:: WORK TO COMPLETE ::
List all lines in the material below that contain "الجوزى".

:: INPUT RECORDS ::
_ _ _ _
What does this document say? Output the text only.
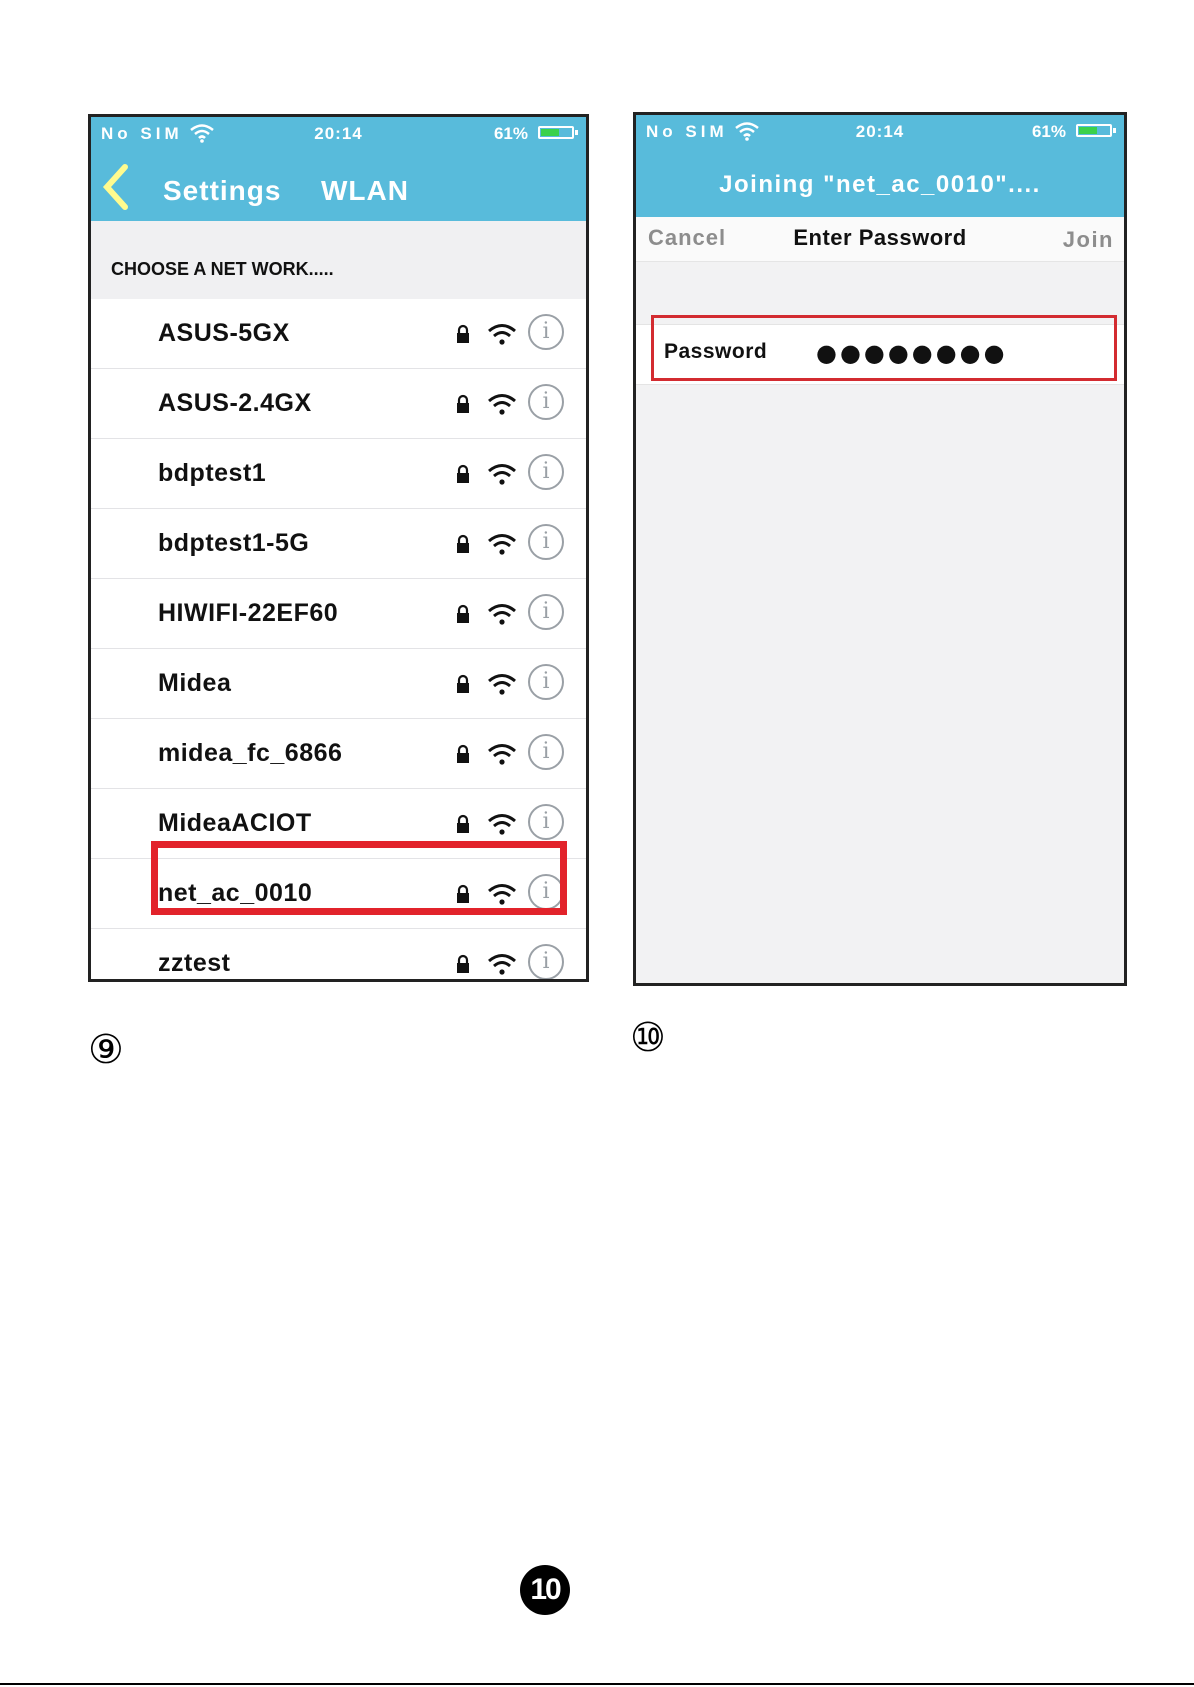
No SIM	20:14	61%
Settings WLAN
CHOOSE A NET WORK.....
ASUS-5GX	i
ASUS-2.4GX	i
bdptest1	i
bdptest1-5G	i
HIWIFI-22EF60	i
Midea	i
midea_fc_6866	i
MideaACIOT	i
net_ac_0010	i
zztest	i
No SIM	20:14	61%
Joining "net_ac_0010"....
Cancel	Enter Password	Join
Password
●●●●●●●●
⑨	⑩
10
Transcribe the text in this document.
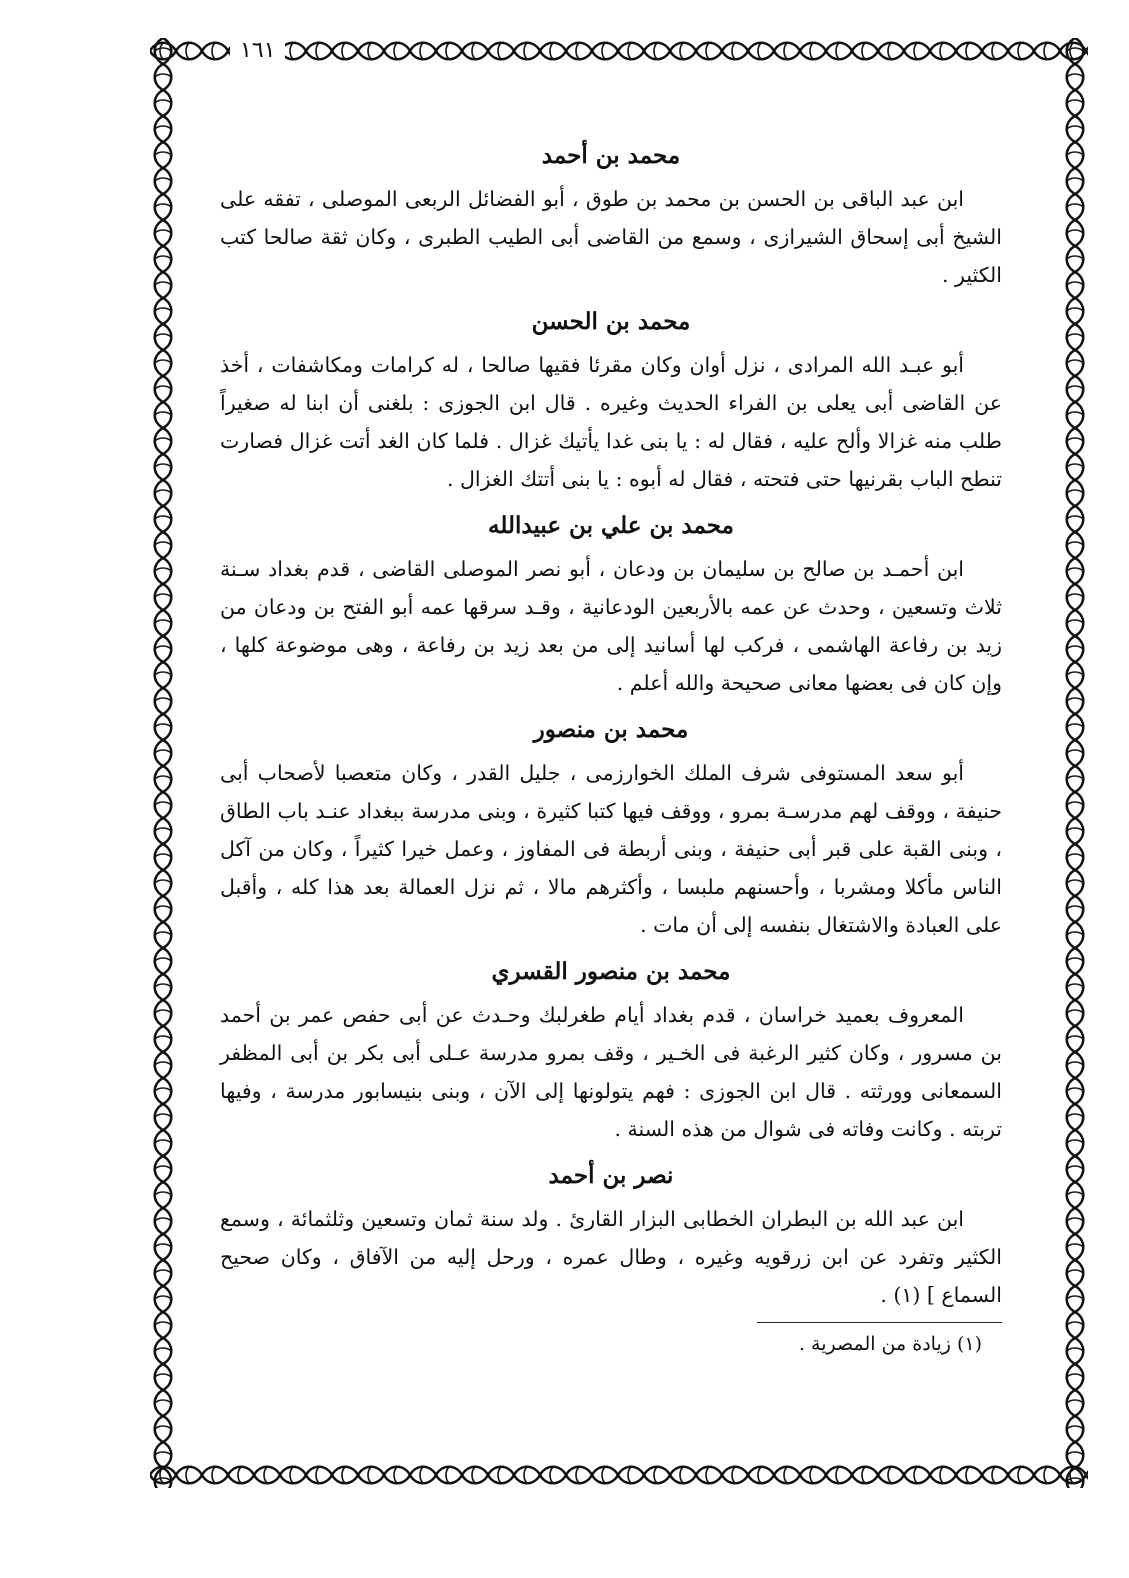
١٦١
محمد بن أحمد

ابن عبد الباقى بن الحسن بن محمد بن طوق ، أبو الفضائل الربعى الموصلى ، تفقه على الشيخ أبى إسحاق الشيرازى ، وسمع من القاضى أبى الطيب الطبرى ، وكان ثقة صالحا كتب الكثير .

محمد بن الحسن

أبو عبـد الله المرادى ، نزل أوان وكان مقرئا فقيها صالحا ، له كرامات ومكاشفات ، أخذ عن القاضى أبى يعلى بن الفراء الحديث وغيره . قال ابن الجوزى : بلغنى أن ابنا له صغيراً طلب منه غزالا وألح عليه ، فقال له : يا بنى غدا يأتيك غزال . فلما كان الغد أتت غزال فصارت تنطح الباب بقرنيها حتى فتحته ، فقال له أبوه : يا بنى أتتك الغزال .

محمد بن علي بن عبيدالله

ابن أحمـد بن صالح بن سليمان بن ودعان ، أبو نصر الموصلى القاضى ، قدم بغداد سـنة ثلاث وتسعين ، وحدث عن عمه بالأربعين الودعانية ، وقـد سرقها عمه أبو الفتح بن ودعان من زيد بن رفاعة الهاشمى ، فركب لها أسانيد إلى من بعد زيد بن رفاعة ، وهى موضوعة كلها ، وإن كان فى بعضها معانى صحيحة والله أعلم .

محمد بن منصور

أبو سعد المستوفى شرف الملك الخوارزمى ، جليل القدر ، وكان متعصبا لأصحاب أبى حنيفة ، ووقف لهم مدرسـة بمرو ، ووقف فيها كتبا كثيرة ، وبنى مدرسة ببغداد عنـد باب الطاق ، وبنى القبة على قبر أبى حنيفة ، وبنى أربطة فى المفاوز ، وعمل خيرا كثيراً ، وكان من آكل الناس مأكلا ومشربا ، وأحسنهم ملبسا ، وأكثرهم مالا ، ثم نزل العمالة بعد هذا كله ، وأقبل على العبادة والاشتغال بنفسه إلى أن مات .

محمد بن منصور القسري

المعروف بعميد خراسان ، قدم بغداد أيام طغرلبك وحـدث عن أبى حفص عمر بن أحمد بن مسرور ، وكان كثير الرغبة فى الخـير ، وقف بمرو مدرسة عـلى أبى بكر بن أبى المظفر السمعانى وورثته . قال ابن الجوزى : فهم يتولونها إلى الآن ، وبنى بنيسابور مدرسة ، وفيها تربته . وكانت وفاته فى شوال من هذه السنة .

نصر بن أحمد

ابن عبد الله بن البطران الخطابى البزار القارئ . ولد سنة ثمان وتسعين وثلثمائة ، وسمع الكثير وتفرد عن ابن زرقويه وغيره ، وطال عمره ، ورحل إليه من الآفاق ، وكان صحيح السماع ] (١) .

(١) زيادة من المصرية .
_ _ _ _
:: WRITTEN RESPONSE ::
أبو عبـد الله المرادى ، نزل أوان وكان مقرئا فقيها صالحا ، له كرامات ومكاشفات ، أخذ عن القاضى أبى يعلى بن الفراء الحديث وغيره . قال ابن الجوزى : بلغنى أن ابنا له صغيراً طلب منه غزالا وألح عليه ، فقال له : يا بنى غدا يأتيك غزال . فلما كان الغد أتت غزال فصارت تنطح الباب بقرنيها حتى فتحته ، فقال له أبوه : يا بنى أتتك الغزال .
المعروف بعميد خراسان ، قدم بغداد أيام طغرلبك وحـدث عن أبى حفص عمر بن أحمد بن مسرور ، وكان كثير الرغبة فى الخـير ، وقف بمرو مدرسة عـلى أبى بكر بن أبى المظفر السمعانى وورثته . قال ابن الجوزى : فهم يتولونها إلى الآن ، وبنى بنيسابور مدرسة ، وفيها تربته . وكانت وفاته فى شوال من هذه السنة .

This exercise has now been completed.